Copy out each of the entries below word for word, without changing a single line.

Data to use:
---*---
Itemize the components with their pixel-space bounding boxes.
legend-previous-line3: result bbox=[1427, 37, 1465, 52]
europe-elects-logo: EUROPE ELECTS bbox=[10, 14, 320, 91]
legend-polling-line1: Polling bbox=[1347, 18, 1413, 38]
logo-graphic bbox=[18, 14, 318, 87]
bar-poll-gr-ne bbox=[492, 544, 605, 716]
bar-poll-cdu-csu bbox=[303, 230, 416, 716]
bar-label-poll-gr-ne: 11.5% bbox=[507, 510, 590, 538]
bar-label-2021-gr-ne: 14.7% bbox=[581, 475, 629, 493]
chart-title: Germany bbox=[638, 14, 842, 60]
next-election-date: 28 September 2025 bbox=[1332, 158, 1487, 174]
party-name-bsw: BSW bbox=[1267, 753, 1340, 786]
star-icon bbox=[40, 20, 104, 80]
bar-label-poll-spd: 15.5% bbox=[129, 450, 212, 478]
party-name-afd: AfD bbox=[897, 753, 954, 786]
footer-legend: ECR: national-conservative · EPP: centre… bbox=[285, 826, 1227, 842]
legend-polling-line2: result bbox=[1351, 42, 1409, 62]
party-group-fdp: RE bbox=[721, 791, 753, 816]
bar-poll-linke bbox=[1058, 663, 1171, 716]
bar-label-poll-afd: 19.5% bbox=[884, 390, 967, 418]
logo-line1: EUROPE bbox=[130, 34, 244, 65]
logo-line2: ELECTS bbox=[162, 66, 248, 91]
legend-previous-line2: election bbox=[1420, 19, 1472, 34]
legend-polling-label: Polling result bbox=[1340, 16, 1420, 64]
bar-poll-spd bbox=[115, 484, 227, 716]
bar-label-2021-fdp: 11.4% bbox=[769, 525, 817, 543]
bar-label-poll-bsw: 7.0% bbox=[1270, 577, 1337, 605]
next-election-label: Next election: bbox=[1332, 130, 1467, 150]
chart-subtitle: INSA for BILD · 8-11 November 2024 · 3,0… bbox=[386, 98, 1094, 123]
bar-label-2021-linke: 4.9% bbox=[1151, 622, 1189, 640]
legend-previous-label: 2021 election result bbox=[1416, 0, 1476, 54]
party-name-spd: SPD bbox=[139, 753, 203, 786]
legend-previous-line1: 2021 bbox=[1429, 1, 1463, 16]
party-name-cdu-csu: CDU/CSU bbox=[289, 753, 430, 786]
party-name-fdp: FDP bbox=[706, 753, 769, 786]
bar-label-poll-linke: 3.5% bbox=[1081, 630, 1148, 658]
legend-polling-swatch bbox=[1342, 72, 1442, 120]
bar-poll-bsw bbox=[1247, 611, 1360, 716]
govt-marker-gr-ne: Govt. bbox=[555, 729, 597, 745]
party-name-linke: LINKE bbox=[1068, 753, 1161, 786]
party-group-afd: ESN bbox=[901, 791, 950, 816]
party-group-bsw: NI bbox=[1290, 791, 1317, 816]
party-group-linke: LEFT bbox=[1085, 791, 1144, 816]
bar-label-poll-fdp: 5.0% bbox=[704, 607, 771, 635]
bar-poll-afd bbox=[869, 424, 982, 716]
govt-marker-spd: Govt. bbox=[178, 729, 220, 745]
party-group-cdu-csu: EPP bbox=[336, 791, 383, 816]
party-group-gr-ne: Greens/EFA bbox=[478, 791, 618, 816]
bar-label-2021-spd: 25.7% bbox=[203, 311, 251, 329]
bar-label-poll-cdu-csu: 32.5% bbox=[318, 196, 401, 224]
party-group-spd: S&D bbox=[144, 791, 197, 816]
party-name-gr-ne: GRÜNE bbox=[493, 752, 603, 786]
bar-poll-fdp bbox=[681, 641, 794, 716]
---*---
Completed task:
Itemize the components with their pixel-space bounding boxes.
legend-previous-line3: result bbox=[1427, 37, 1465, 52]
europe-elects-logo: EUROPE ELECTS bbox=[10, 14, 320, 91]
legend-polling-line1: Polling bbox=[1347, 18, 1413, 38]
logo-graphic bbox=[18, 14, 318, 87]
bar-poll-gr-ne bbox=[492, 544, 605, 716]
bar-poll-cdu-csu bbox=[303, 230, 416, 716]
bar-label-poll-gr-ne: 11.5% bbox=[507, 510, 590, 538]
bar-label-2021-gr-ne: 14.7% bbox=[581, 475, 629, 493]
chart-title: Germany bbox=[638, 14, 842, 60]
next-election-date: 28 September 2025 bbox=[1332, 158, 1487, 174]
party-name-bsw: BSW bbox=[1267, 753, 1340, 786]
star-icon bbox=[40, 20, 104, 80]
bar-label-poll-spd: 15.5% bbox=[129, 450, 212, 478]
party-name-afd: AfD bbox=[897, 753, 954, 786]
footer-legend: ECR: national-conservative · EPP: centre… bbox=[285, 826, 1227, 842]
legend-polling-line2: result bbox=[1351, 42, 1409, 62]
party-group-fdp: RE bbox=[721, 791, 753, 816]
bar-poll-linke bbox=[1058, 663, 1171, 716]
bar-label-poll-afd: 19.5% bbox=[884, 390, 967, 418]
logo-line1: EUROPE bbox=[130, 34, 244, 65]
logo-line2: ELECTS bbox=[162, 66, 248, 91]
legend-previous-line2: election bbox=[1420, 19, 1472, 34]
legend-polling-label: Polling result bbox=[1340, 16, 1420, 64]
bar-poll-spd bbox=[115, 484, 227, 716]
bar-label-2021-fdp: 11.4% bbox=[769, 525, 817, 543]
bar-label-poll-bsw: 7.0% bbox=[1270, 577, 1337, 605]
next-election-label: Next election: bbox=[1332, 130, 1467, 150]
chart-subtitle: INSA for BILD · 8-11 November 2024 · 3,0… bbox=[386, 98, 1094, 123]
bar-label-2021-linke: 4.9% bbox=[1151, 622, 1189, 640]
legend-previous-label: 2021 election result bbox=[1416, 0, 1476, 54]
party-name-spd: SPD bbox=[139, 753, 203, 786]
legend-previous-line1: 2021 bbox=[1429, 1, 1463, 16]
party-name-cdu-csu: CDU/CSU bbox=[289, 753, 430, 786]
party-name-fdp: FDP bbox=[706, 753, 769, 786]
bar-label-poll-linke: 3.5% bbox=[1081, 630, 1148, 658]
legend-polling-swatch bbox=[1342, 72, 1442, 120]
bar-poll-bsw bbox=[1247, 611, 1360, 716]
govt-marker-gr-ne: Govt. bbox=[555, 729, 597, 745]
party-name-linke: LINKE bbox=[1068, 753, 1161, 786]
party-group-afd: ESN bbox=[901, 791, 950, 816]
party-group-bsw: NI bbox=[1290, 791, 1317, 816]
party-group-linke: LEFT bbox=[1085, 791, 1144, 816]
bar-label-poll-fdp: 5.0% bbox=[704, 607, 771, 635]
bar-poll-afd bbox=[869, 424, 982, 716]
govt-marker-spd: Govt. bbox=[178, 729, 220, 745]
party-group-cdu-csu: EPP bbox=[336, 791, 383, 816]
party-group-gr-ne: Greens/EFA bbox=[478, 791, 618, 816]
bar-label-2021-spd: 25.7% bbox=[203, 311, 251, 329]
bar-label-poll-cdu-csu: 32.5% bbox=[318, 196, 401, 224]
party-group-spd: S&D bbox=[144, 791, 197, 816]
party-name-gr-ne: GRÜNE bbox=[493, 752, 603, 786]
bar-poll-fdp bbox=[681, 641, 794, 716]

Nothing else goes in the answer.